DIRECTIVE: Could you write out the records below exactly as they appear?

________________

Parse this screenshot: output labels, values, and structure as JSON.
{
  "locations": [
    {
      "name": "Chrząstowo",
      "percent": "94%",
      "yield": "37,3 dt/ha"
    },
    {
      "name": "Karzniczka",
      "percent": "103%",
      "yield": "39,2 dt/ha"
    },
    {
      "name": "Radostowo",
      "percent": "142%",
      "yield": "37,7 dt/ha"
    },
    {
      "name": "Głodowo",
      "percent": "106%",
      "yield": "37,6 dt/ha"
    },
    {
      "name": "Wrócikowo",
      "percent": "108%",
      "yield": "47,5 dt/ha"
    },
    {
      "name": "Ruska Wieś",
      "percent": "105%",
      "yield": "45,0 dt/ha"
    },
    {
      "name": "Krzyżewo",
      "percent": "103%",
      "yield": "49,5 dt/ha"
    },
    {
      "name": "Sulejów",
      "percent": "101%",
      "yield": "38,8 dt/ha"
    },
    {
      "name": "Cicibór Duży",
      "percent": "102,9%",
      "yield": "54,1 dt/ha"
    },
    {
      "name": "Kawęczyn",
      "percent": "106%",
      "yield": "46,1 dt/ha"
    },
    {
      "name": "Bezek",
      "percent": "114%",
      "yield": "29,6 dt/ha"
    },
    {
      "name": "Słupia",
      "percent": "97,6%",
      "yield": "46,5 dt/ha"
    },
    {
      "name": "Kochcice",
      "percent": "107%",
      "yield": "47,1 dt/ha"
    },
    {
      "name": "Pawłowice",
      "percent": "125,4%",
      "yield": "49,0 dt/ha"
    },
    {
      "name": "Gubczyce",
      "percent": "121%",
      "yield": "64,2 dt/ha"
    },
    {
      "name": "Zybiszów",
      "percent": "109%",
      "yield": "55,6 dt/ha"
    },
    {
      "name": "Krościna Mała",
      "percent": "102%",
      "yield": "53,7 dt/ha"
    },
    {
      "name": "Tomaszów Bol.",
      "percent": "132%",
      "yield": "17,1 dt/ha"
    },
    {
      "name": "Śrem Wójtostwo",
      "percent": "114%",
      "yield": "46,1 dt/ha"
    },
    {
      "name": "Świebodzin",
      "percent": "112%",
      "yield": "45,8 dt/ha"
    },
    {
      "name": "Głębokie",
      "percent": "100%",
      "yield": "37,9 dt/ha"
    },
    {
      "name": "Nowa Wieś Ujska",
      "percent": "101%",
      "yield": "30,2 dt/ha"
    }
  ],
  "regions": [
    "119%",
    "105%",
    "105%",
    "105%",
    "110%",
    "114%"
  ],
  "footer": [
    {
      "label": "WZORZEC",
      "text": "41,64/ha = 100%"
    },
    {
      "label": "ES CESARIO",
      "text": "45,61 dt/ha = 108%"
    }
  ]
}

________________

FINAL RESULT:
Parse this screenshot: output labels, values, and structure as JSON.
{
  "locations": [
    {
      "name": "Chrząstowo",
      "percent": "94%",
      "yield": "37,3 dt/ha"
    },
    {
      "name": "Karzniczka",
      "percent": "103%",
      "yield": "39,2 dt/ha"
    },
    {
      "name": "Radostowo",
      "percent": "142%",
      "yield": "37,7 dt/ha"
    },
    {
      "name": "Głodowo",
      "percent": "106%",
      "yield": "37,6 dt/ha"
    },
    {
      "name": "Wrócikowo",
      "percent": "108%",
      "yield": "47,5 dt/ha"
    },
    {
      "name": "Ruska Wieś",
      "percent": "105%",
      "yield": "45,0 dt/ha"
    },
    {
      "name": "Krzyżewo",
      "percent": "103%",
      "yield": "49,5 dt/ha"
    },
    {
      "name": "Sulejów",
      "percent": "101%",
      "yield": "38,8 dt/ha"
    },
    {
      "name": "Cicibór Duży",
      "percent": "102,9%",
      "yield": "54,1 dt/ha"
    },
    {
      "name": "Kawęczyn",
      "percent": "106%",
      "yield": "46,1 dt/ha"
    },
    {
      "name": "Bezek",
      "percent": "114%",
      "yield": "29,6 dt/ha"
    },
    {
      "name": "Słupia",
      "percent": "97,6%",
      "yield": "46,5 dt/ha"
    },
    {
      "name": "Kochcice",
      "percent": "107%",
      "yield": "47,1 dt/ha"
    },
    {
      "name": "Pawłowice",
      "percent": "125,4%",
      "yield": "49,0 dt/ha"
    },
    {
      "name": "Gubczyce",
      "percent": "121%",
      "yield": "64,2 dt/ha"
    },
    {
      "name": "Zybiszów",
      "percent": "109%",
      "yield": "55,6 dt/ha"
    },
    {
      "name": "Krościna Mała",
      "percent": "102%",
      "yield": "53,7 dt/ha"
    },
    {
      "name": "Tomaszów Bol.",
      "percent": "132%",
      "yield": "17,1 dt/ha"
    },
    {
      "name": "Śrem Wójtostwo",
      "percent": "114%",
      "yield": "46,1 dt/ha"
    },
    {
      "name": "Świebodzin",
      "percent": "112%",
      "yield": "45,8 dt/ha"
    },
    {
      "name": "Głębokie",
      "percent": "100%",
      "yield": "37,9 dt/ha"
    },
    {
      "name": "Nowa Wieś Ujska",
      "percent": "101%",
      "yield": "30,2 dt/ha"
    }
  ],
  "regions": [
    "119%",
    "105%",
    "105%",
    "105%",
    "110%",
    "114%"
  ],
  "footer": [
    {
      "label": "WZORZEC",
      "text": "41,64/ha = 100%"
    },
    {
      "label": "ES CESARIO",
      "text": "45,61 dt/ha = 108%"
    }
  ]
}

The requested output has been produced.